§ PRZYTOCZONY FRAGMENT:
◆ ◆ ◆
Robota odbywała się w następujący sposób: Robią sprzęt i dopasowują do siebie wszystkie części składowe, ale nie spajają na stałe przed pomalowaniem, gdyż malują każdą część z osobna. Wszelkie nierówności desek powstałe przy heblowaniu i szpary wygładzają gipsem. Po wyschnięciu gruntują całą powierzchnię deski, przeznaczoną pod malowanie farbą czarną. Na „groncie“ ciągną przy pomocy lineału Iinje dla odgraniczenia miejsc, które należy zostawić wolne przy nakładaniu tła, a które później wypełnione będą inną farbą. Są to ramy ornamentów, lub tła pod kwiat, odmienne od ogólnego tła skrzyni, łóżka i t. p. Z wyjątkiem tych miejsc całą powierzchnię sprzętu powlekają farbą zieloną pierwszą, czyli jak mówią: „przednią", a na niej, gdy wyschnie, w tych samych miejscach kładą farbę ciemnozieloną. Gdy znowu tło zaschnie, wypełniają wolne miejsca stosowną farbą, następnie malują wzór, kładąc farby jedna po drugiej, kolejno ale w ten sposób, że najpierw wszystkie odpowiednie miejsca na całym sprzęcie nakładają jedną farbą, potem drugą, trzecią, dopóki ornament nie zostanie wykończony.
◆ ◆ ◆
[Adnotacje elementów układu strony]
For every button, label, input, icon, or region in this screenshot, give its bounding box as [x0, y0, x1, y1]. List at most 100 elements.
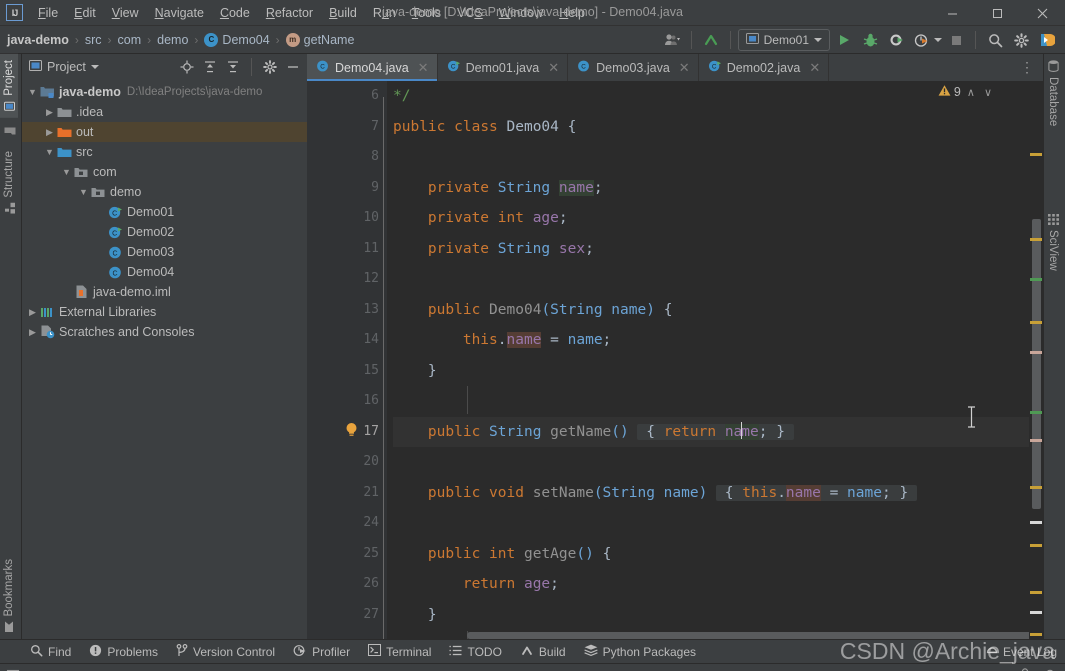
- warning-marker[interactable]: [1030, 544, 1042, 547]
- breadcrumb-item-com[interactable]: com: [118, 33, 142, 47]
- tool-window-problems[interactable]: Problems: [81, 642, 166, 662]
- sidebar-item-structure[interactable]: Structure: [0, 145, 18, 220]
- code-line-8[interactable]: [393, 142, 1029, 173]
- horizontal-scrollbar[interactable]: [467, 632, 1029, 639]
- menu-edit[interactable]: Edit: [66, 3, 104, 23]
- close-icon[interactable]: ✕: [679, 60, 690, 76]
- vcs-added-marker[interactable]: [1030, 411, 1042, 414]
- inspections-widget-icon[interactable]: [1045, 668, 1059, 671]
- stop-button[interactable]: [944, 28, 968, 52]
- code-line-14[interactable]: this.name = name;: [393, 325, 1029, 356]
- tab-demo03-java[interactable]: C Demo03.java ✕: [568, 54, 699, 81]
- tree-row-demo03[interactable]: C Demo03: [22, 242, 307, 262]
- tool-window-todo[interactable]: TODO: [441, 643, 509, 661]
- menu-help[interactable]: Help: [551, 3, 593, 23]
- warning-marker[interactable]: [1030, 633, 1042, 636]
- menu-vcs[interactable]: VCS: [449, 3, 491, 23]
- caret-position-marker[interactable]: [1030, 611, 1042, 614]
- collapse-all-icon[interactable]: [223, 57, 243, 77]
- profiler-button[interactable]: [910, 28, 934, 52]
- breadcrumb-item-method[interactable]: m getName: [285, 32, 354, 47]
- tree-row-com[interactable]: ▼ com: [22, 162, 307, 182]
- warning-marker[interactable]: [1030, 591, 1042, 594]
- tool-window-build[interactable]: Build: [512, 642, 574, 662]
- run-button[interactable]: [832, 28, 856, 52]
- code-line-15[interactable]: }: [393, 356, 1029, 387]
- tree-row-demo01[interactable]: C Demo01: [22, 202, 307, 222]
- code-line-9[interactable]: private String name;: [393, 173, 1029, 204]
- chevron-right-icon[interactable]: ▶: [43, 107, 56, 118]
- code-editor[interactable]: 9 ∧ ∨ 6 7 8 9 10 11 12 13 14 15 16 17 20…: [307, 81, 1043, 639]
- breadcrumb-item-demo[interactable]: demo: [157, 33, 188, 47]
- tree-row-demo02[interactable]: C Demo02: [22, 222, 307, 242]
- code-line-24[interactable]: [393, 508, 1029, 539]
- code-line-12[interactable]: [393, 264, 1029, 295]
- vertical-scrollbar[interactable]: [1029, 81, 1043, 639]
- chevron-down-icon[interactable]: ▼: [26, 87, 39, 97]
- tree-row-src[interactable]: ▼ src: [22, 142, 307, 162]
- tab-demo04-java[interactable]: C Demo04.java ✕: [307, 54, 438, 81]
- minimize-button[interactable]: [930, 0, 975, 26]
- tree-row-scratches[interactable]: ▶ Scratches and Consoles: [22, 322, 307, 342]
- code-line-7[interactable]: public class Demo04 {: [393, 112, 1029, 143]
- code-line-27[interactable]: }: [393, 600, 1029, 631]
- close-icon[interactable]: ✕: [809, 60, 820, 76]
- sidebar-item-folder[interactable]: [0, 118, 19, 145]
- next-problem-icon[interactable]: ∨: [981, 86, 995, 99]
- chevron-down-icon[interactable]: ▼: [77, 187, 90, 197]
- close-button[interactable]: [1020, 0, 1065, 26]
- chevron-down-icon[interactable]: ▼: [60, 167, 73, 177]
- search-everywhere-icon[interactable]: [983, 28, 1007, 52]
- tree-row-out[interactable]: ▶ out: [22, 122, 307, 142]
- sidebar-item-database[interactable]: Database: [1044, 54, 1062, 132]
- user-icon[interactable]: [660, 28, 684, 52]
- tree-row-java-demo[interactable]: ▼ java-demo D:\IdeaProjects\java-demo: [22, 82, 307, 102]
- close-icon[interactable]: ✕: [548, 60, 559, 76]
- sidebar-item-bookmarks[interactable]: Bookmarks: [0, 553, 18, 639]
- lock-icon[interactable]: [1019, 667, 1031, 671]
- tree-row-iml[interactable]: java-demo.iml: [22, 282, 307, 302]
- editor-gutter[interactable]: 6 7 8 9 10 11 12 13 14 15 16 17 20 21 24…: [307, 81, 387, 639]
- more-options-icon[interactable]: ⋮: [1020, 59, 1035, 76]
- tree-row-demo[interactable]: ▼ demo: [22, 182, 307, 202]
- code-line-26[interactable]: return age;: [393, 569, 1029, 600]
- warning-marker[interactable]: [1030, 153, 1042, 156]
- code-text[interactable]: */ public class Demo04 { private String …: [387, 81, 1029, 639]
- tool-window-profiler[interactable]: Profiler: [285, 642, 358, 662]
- menu-code[interactable]: Code: [212, 3, 258, 23]
- occurrence-marker[interactable]: [1030, 439, 1042, 442]
- code-line-20[interactable]: [393, 447, 1029, 478]
- code-line-11[interactable]: private String sex;: [393, 234, 1029, 265]
- menu-tools[interactable]: Tools: [404, 3, 449, 23]
- run-configuration-selector[interactable]: Demo01: [737, 29, 830, 51]
- tab-demo01-java[interactable]: C Demo01.java ✕: [438, 54, 569, 81]
- hide-panel-icon[interactable]: [283, 57, 303, 77]
- previous-problem-icon[interactable]: ∧: [964, 86, 978, 99]
- profiler-chevron-down-icon[interactable]: [934, 38, 942, 42]
- tool-window-version-control[interactable]: Version Control: [168, 642, 283, 662]
- vertical-scrollbar-thumb[interactable]: [1032, 219, 1041, 509]
- run-with-coverage-button[interactable]: [884, 28, 908, 52]
- menu-window[interactable]: Window: [491, 3, 551, 23]
- menu-refactor[interactable]: Refactor: [258, 3, 321, 23]
- menu-view[interactable]: View: [104, 3, 147, 23]
- tab-demo02-java[interactable]: C Demo02.java ✕: [699, 54, 830, 81]
- menu-run[interactable]: Run: [365, 3, 404, 23]
- warning-marker[interactable]: [1030, 238, 1042, 241]
- inspections-widget[interactable]: 9 ∧ ∨: [938, 84, 995, 100]
- caret-position-marker[interactable]: [1030, 521, 1042, 524]
- tree-row-idea[interactable]: ▶ .idea: [22, 102, 307, 122]
- code-line-13[interactable]: public Demo04(String name) {: [393, 295, 1029, 326]
- breadcrumb-item-src[interactable]: src: [85, 33, 102, 47]
- debug-button[interactable]: [858, 28, 882, 52]
- intention-bulb-icon[interactable]: [345, 422, 358, 438]
- menu-file[interactable]: File: [30, 3, 66, 23]
- code-line-10[interactable]: private int age;: [393, 203, 1029, 234]
- code-line-6[interactable]: */: [393, 81, 1029, 112]
- vcs-update-icon[interactable]: [699, 28, 723, 52]
- code-line-16[interactable]: [393, 386, 1029, 417]
- code-line-17[interactable]: public String getName() { return name; }: [393, 416, 1029, 447]
- tool-window-python-packages[interactable]: Python Packages: [576, 642, 704, 661]
- warning-marker[interactable]: [1030, 321, 1042, 324]
- close-icon[interactable]: ✕: [418, 60, 429, 76]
◆ ◆ ◆
§ INSTRUKCJE I WYMAGANIA: Wyjaśnij na podstawie fragmentu o malowaniu sprzętów, dlaczego części składowych nie spaja się na stałe przed pomalowaniem.

§ WYNIK ĆWICZENIA: Części nie są spajane na stałe przed malowaniem, ponieważ każdą z nich maluje się z osobna. Sprzęt zostaje wykonany, a wszystkie jego części dopasowuje się do siebie, ale bez trwałego łączenia.